- [What is required]:
Go through the entries below and retype them exactly, omitting each picture.

- [Stored rows]:
>>
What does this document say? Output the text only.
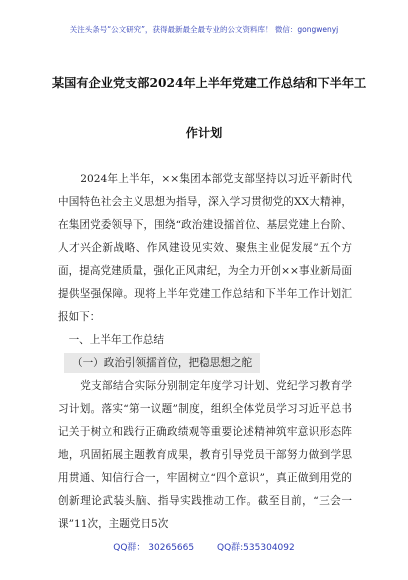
关注头条号“公文研究”，获得最新最全最专业的公文资料库！ 微信：gongwenyj
某国有企业党支部2024年上半年党建工作总结和下半年工
作计划

2024年上半年，××集团本部党支部坚持以习近平新时代中国特色社会主义思想为指导，深入学习贯彻党的XX大精神，在集团党委领导下，围绕“政治建设擂首位、基层党建上台阶、人才兴企新战略、作风建设见实效、聚焦主业促发展”五个方面，提高党建质量，强化正风肃纪，为全力开创××事业新局面提供坚强保障。现将上半年党建工作总结和下半年工作计划汇报如下：

一、上半年工作总结

（一）政治引领擂首位，把稳思想之舵

党支部结合实际分别制定年度学习计划、党纪学习教育学习计划。落实“第一议题”制度，组织全体党员学习习近平总书记关于树立和践行正确政绩观等重要论述精神筑牢意识形态阵地，巩固拓展主题教育成果，教育引导党员干部努力做到学思用贯通、知信行合一，牢固树立“四个意识”，真正做到用党的创新理论武装头脑、指导实践推动工作。截至目前，“三会一课”11次，主题党日5次

QQ群： 30265665	QQ群:535304092
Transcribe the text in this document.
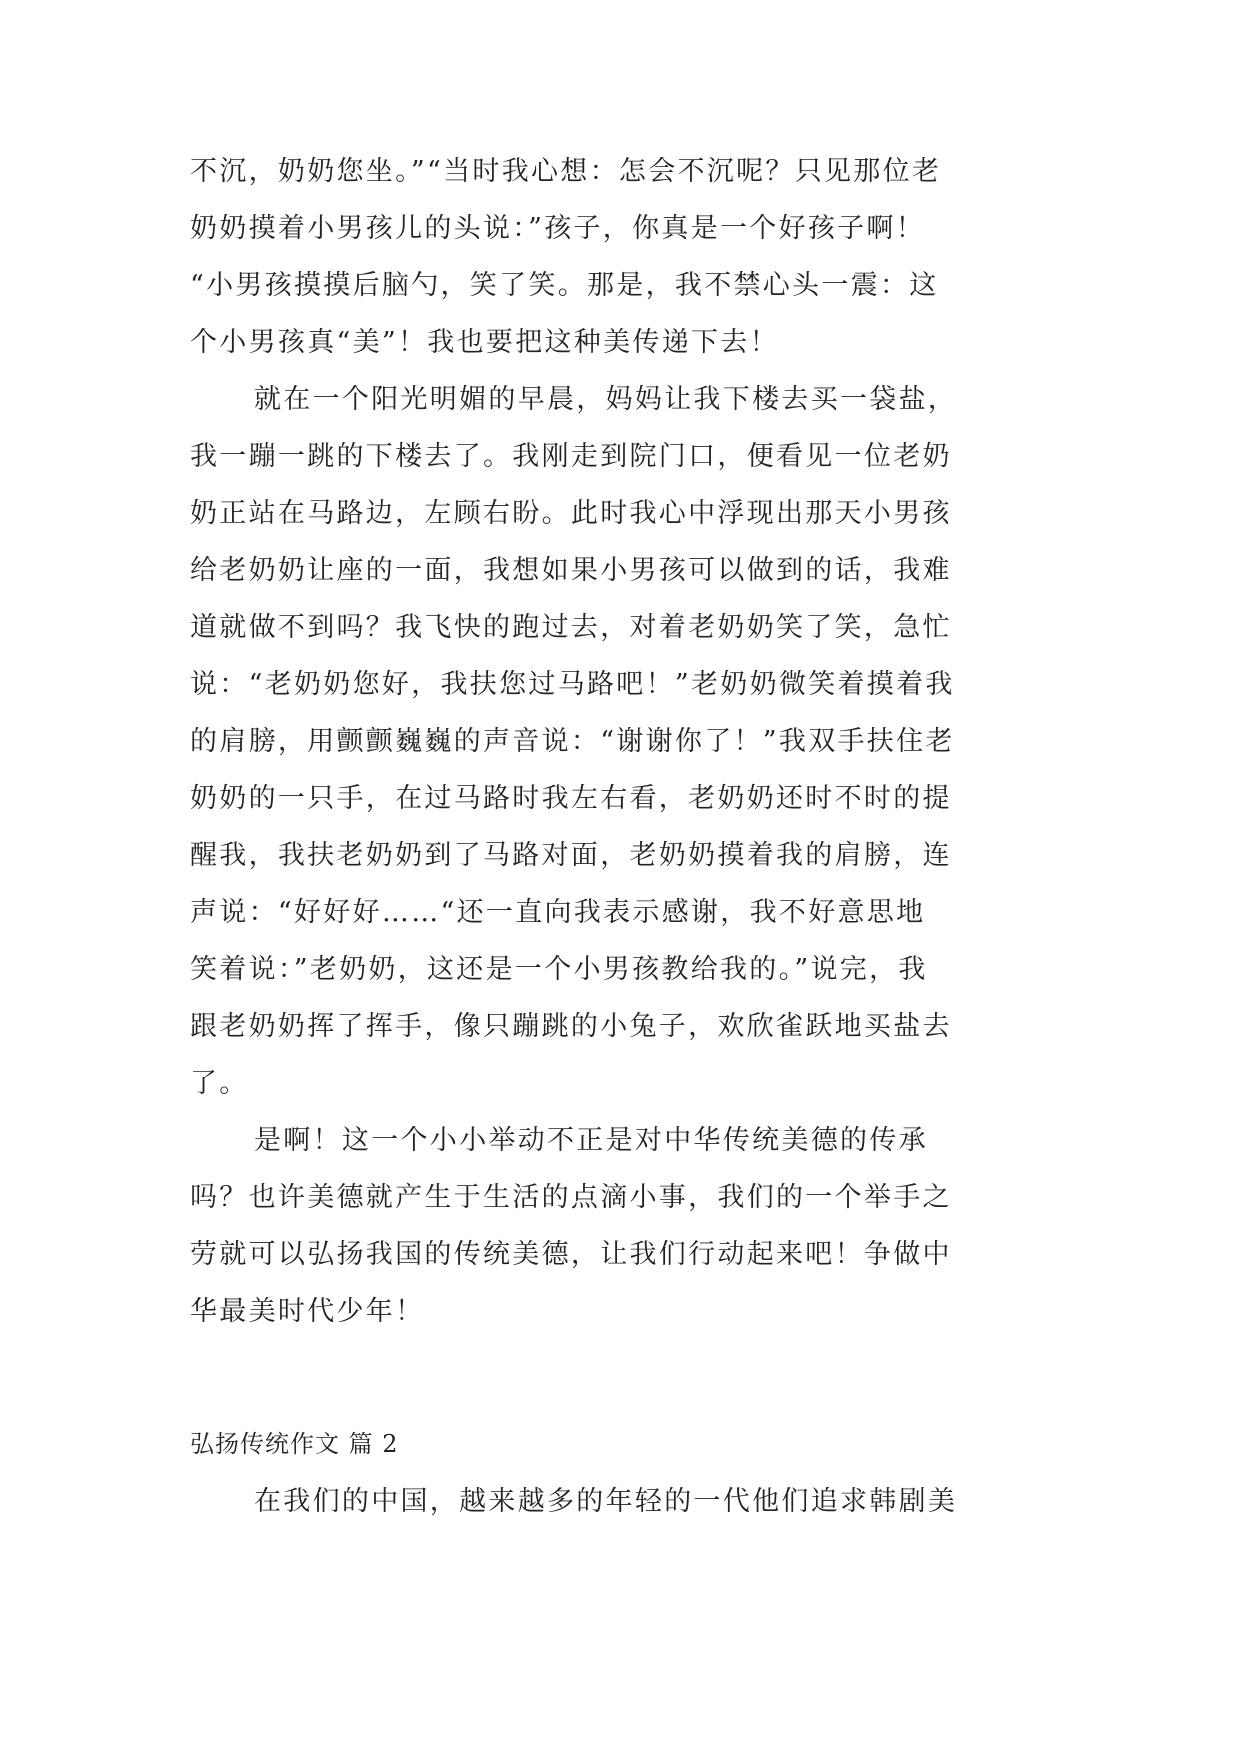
不沉，奶奶您坐。”“当时我心想：怎会不沉呢？只见那位老
奶奶摸着小男孩儿的头说：”孩子，你真是一个好孩子啊！
“小男孩摸摸后脑勺，笑了笑。那是，我不禁心头一震：这
个小男孩真“美”！我也要把这种美传递下去！
就在一个阳光明媚的早晨，妈妈让我下楼去买一袋盐，
我一蹦一跳的下楼去了。我刚走到院门口，便看见一位老奶
奶正站在马路边，左顾右盼。此时我心中浮现出那天小男孩
给老奶奶让座的一面，我想如果小男孩可以做到的话，我难
道就做不到吗？我飞快的跑过去，对着老奶奶笑了笑，急忙
说：“老奶奶您好，我扶您过马路吧！”老奶奶微笑着摸着我
的肩膀，用颤颤巍巍的声音说：“谢谢你了！”我双手扶住老
奶奶的一只手，在过马路时我左右看，老奶奶还时不时的提
醒我，我扶老奶奶到了马路对面，老奶奶摸着我的肩膀，连
声说：“好好好……“还一直向我表示感谢，我不好意思地
笑着说：”老奶奶，这还是一个小男孩教给我的。”说完，我
跟老奶奶挥了挥手，像只蹦跳的小兔子，欢欣雀跃地买盐去
了。
是啊！这一个小小举动不正是对中华传统美德的传承
吗？也许美德就产生于生活的点滴小事，我们的一个举手之
劳就可以弘扬我国的传统美德，让我们行动起来吧！争做中
华最美时代少年！
弘扬传统作文 篇 2
在我们的中国，越来越多的年轻的一代他们追求韩剧美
<<
- [Exercise output]:
What does this document say? Output the text only.
关注头条号“公文研究”，获得最新最全最专业的公文资料库！ 微信：gongwenyj
某国有企业党支部2024年上半年党建工作总结和下半年工
作计划

2024年上半年，××集团本部党支部坚持以习近平新时代中国特色社会主义思想为指导，深入学习贯彻党的XX大精神，在集团党委领导下，围绕“政治建设擂首位、基层党建上台阶、人才兴企新战略、作风建设见实效、聚焦主业促发展”五个方面，提高党建质量，强化正风肃纪，为全力开创××事业新局面提供坚强保障。现将上半年党建工作总结和下半年工作计划汇报如下：

一、上半年工作总结

（一）政治引领擂首位，把稳思想之舵

党支部结合实际分别制定年度学习计划、党纪学习教育学习计划。落实“第一议题”制度，组织全体党员学习习近平总书记关于树立和践行正确政绩观等重要论述精神筑牢意识形态阵地，巩固拓展主题教育成果，教育引导党员干部努力做到学思用贯通、知信行合一，牢固树立“四个意识”，真正做到用党的创新理论武装头脑、指导实践推动工作。截至目前，“三会一课”11次，主题党日5次

QQ群： 30265665	QQ群:535304092
Transcribe the text in this document.
不沉，奶奶您坐。”“当时我心想：怎会不沉呢？只见那位老
奶奶摸着小男孩儿的头说：”孩子，你真是一个好孩子啊！
“小男孩摸摸后脑勺，笑了笑。那是，我不禁心头一震：这
个小男孩真“美”！我也要把这种美传递下去！
就在一个阳光明媚的早晨，妈妈让我下楼去买一袋盐，
我一蹦一跳的下楼去了。我刚走到院门口，便看见一位老奶
奶正站在马路边，左顾右盼。此时我心中浮现出那天小男孩
给老奶奶让座的一面，我想如果小男孩可以做到的话，我难
道就做不到吗？我飞快的跑过去，对着老奶奶笑了笑，急忙
说：“老奶奶您好，我扶您过马路吧！”老奶奶微笑着摸着我
的肩膀，用颤颤巍巍的声音说：“谢谢你了！”我双手扶住老
奶奶的一只手，在过马路时我左右看，老奶奶还时不时的提
醒我，我扶老奶奶到了马路对面，老奶奶摸着我的肩膀，连
声说：“好好好……“还一直向我表示感谢，我不好意思地
笑着说：”老奶奶，这还是一个小男孩教给我的。”说完，我
跟老奶奶挥了挥手，像只蹦跳的小兔子，欢欣雀跃地买盐去
了。
是啊！这一个小小举动不正是对中华传统美德的传承
吗？也许美德就产生于生活的点滴小事，我们的一个举手之
劳就可以弘扬我国的传统美德，让我们行动起来吧！争做中
华最美时代少年！
弘扬传统作文 篇 2
在我们的中国，越来越多的年轻的一代他们追求韩剧美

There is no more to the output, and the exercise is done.